(begin)
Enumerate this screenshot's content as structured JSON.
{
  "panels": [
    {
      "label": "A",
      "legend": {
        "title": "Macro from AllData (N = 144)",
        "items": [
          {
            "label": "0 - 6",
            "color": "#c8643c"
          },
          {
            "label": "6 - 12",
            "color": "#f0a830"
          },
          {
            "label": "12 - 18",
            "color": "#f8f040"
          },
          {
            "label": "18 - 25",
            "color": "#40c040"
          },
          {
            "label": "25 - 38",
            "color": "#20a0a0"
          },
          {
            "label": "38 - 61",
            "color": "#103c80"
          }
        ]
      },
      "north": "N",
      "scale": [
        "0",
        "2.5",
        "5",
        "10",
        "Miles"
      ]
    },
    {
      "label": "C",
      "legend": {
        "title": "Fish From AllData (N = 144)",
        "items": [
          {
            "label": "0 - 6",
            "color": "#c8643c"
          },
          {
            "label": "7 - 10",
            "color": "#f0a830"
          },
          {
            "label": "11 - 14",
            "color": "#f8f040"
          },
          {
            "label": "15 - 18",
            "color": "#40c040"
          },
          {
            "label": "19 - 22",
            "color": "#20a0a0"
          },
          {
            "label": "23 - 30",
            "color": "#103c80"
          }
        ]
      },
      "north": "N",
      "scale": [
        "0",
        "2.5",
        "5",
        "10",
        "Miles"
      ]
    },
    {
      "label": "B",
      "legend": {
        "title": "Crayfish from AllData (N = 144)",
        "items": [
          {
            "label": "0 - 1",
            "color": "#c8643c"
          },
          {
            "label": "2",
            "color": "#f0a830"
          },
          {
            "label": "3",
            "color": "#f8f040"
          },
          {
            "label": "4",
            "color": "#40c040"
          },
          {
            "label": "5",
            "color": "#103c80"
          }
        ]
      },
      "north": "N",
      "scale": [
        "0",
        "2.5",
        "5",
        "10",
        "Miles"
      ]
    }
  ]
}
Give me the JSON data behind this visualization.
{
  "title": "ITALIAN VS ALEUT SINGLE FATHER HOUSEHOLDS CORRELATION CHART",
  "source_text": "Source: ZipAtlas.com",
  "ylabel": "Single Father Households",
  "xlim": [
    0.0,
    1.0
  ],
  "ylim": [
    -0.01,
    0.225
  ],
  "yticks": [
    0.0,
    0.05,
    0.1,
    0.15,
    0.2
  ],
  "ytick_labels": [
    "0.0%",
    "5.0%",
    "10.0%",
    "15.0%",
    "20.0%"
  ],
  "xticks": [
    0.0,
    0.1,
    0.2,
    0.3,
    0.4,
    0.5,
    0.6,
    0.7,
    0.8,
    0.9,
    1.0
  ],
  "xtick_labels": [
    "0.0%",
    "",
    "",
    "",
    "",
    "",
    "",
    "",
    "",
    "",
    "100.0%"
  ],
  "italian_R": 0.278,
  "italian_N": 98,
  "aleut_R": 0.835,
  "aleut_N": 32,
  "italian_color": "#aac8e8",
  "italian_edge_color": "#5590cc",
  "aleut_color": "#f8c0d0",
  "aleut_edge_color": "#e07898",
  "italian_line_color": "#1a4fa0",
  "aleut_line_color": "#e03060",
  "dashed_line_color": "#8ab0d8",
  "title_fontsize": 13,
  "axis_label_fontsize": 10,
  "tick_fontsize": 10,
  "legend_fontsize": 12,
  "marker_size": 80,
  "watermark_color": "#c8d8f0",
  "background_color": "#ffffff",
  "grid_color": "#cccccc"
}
(end)
* [What to do]: Copy every line verbatim.

* [Correct result]:
Enumerate this screenshot's content as structured JSON.
{
  "panels": [
    {
      "label": "A",
      "legend": {
        "title": "Macro from AllData (N = 144)",
        "items": [
          {
            "label": "0 - 6",
            "color": "#c8643c"
          },
          {
            "label": "6 - 12",
            "color": "#f0a830"
          },
          {
            "label": "12 - 18",
            "color": "#f8f040"
          },
          {
            "label": "18 - 25",
            "color": "#40c040"
          },
          {
            "label": "25 - 38",
            "color": "#20a0a0"
          },
          {
            "label": "38 - 61",
            "color": "#103c80"
          }
        ]
      },
      "north": "N",
      "scale": [
        "0",
        "2.5",
        "5",
        "10",
        "Miles"
      ]
    },
    {
      "label": "C",
      "legend": {
        "title": "Fish From AllData (N = 144)",
        "items": [
          {
            "label": "0 - 6",
            "color": "#c8643c"
          },
          {
            "label": "7 - 10",
            "color": "#f0a830"
          },
          {
            "label": "11 - 14",
            "color": "#f8f040"
          },
          {
            "label": "15 - 18",
            "color": "#40c040"
          },
          {
            "label": "19 - 22",
            "color": "#20a0a0"
          },
          {
            "label": "23 - 30",
            "color": "#103c80"
          }
        ]
      },
      "north": "N",
      "scale": [
        "0",
        "2.5",
        "5",
        "10",
        "Miles"
      ]
    },
    {
      "label": "B",
      "legend": {
        "title": "Crayfish from AllData (N = 144)",
        "items": [
          {
            "label": "0 - 1",
            "color": "#c8643c"
          },
          {
            "label": "2",
            "color": "#f0a830"
          },
          {
            "label": "3",
            "color": "#f8f040"
          },
          {
            "label": "4",
            "color": "#40c040"
          },
          {
            "label": "5",
            "color": "#103c80"
          }
        ]
      },
      "north": "N",
      "scale": [
        "0",
        "2.5",
        "5",
        "10",
        "Miles"
      ]
    }
  ]
}
Give me the JSON data behind this visualization.
{
  "title": "ITALIAN VS ALEUT SINGLE FATHER HOUSEHOLDS CORRELATION CHART",
  "source_text": "Source: ZipAtlas.com",
  "ylabel": "Single Father Households",
  "xlim": [
    0.0,
    1.0
  ],
  "ylim": [
    -0.01,
    0.225
  ],
  "yticks": [
    0.0,
    0.05,
    0.1,
    0.15,
    0.2
  ],
  "ytick_labels": [
    "0.0%",
    "5.0%",
    "10.0%",
    "15.0%",
    "20.0%"
  ],
  "xticks": [
    0.0,
    0.1,
    0.2,
    0.3,
    0.4,
    0.5,
    0.6,
    0.7,
    0.8,
    0.9,
    1.0
  ],
  "xtick_labels": [
    "0.0%",
    "",
    "",
    "",
    "",
    "",
    "",
    "",
    "",
    "",
    "100.0%"
  ],
  "italian_R": 0.278,
  "italian_N": 98,
  "aleut_R": 0.835,
  "aleut_N": 32,
  "italian_color": "#aac8e8",
  "italian_edge_color": "#5590cc",
  "aleut_color": "#f8c0d0",
  "aleut_edge_color": "#e07898",
  "italian_line_color": "#1a4fa0",
  "aleut_line_color": "#e03060",
  "dashed_line_color": "#8ab0d8",
  "title_fontsize": 13,
  "axis_label_fontsize": 10,
  "tick_fontsize": 10,
  "legend_fontsize": 12,
  "marker_size": 80,
  "watermark_color": "#c8d8f0",
  "background_color": "#ffffff",
  "grid_color": "#cccccc"
}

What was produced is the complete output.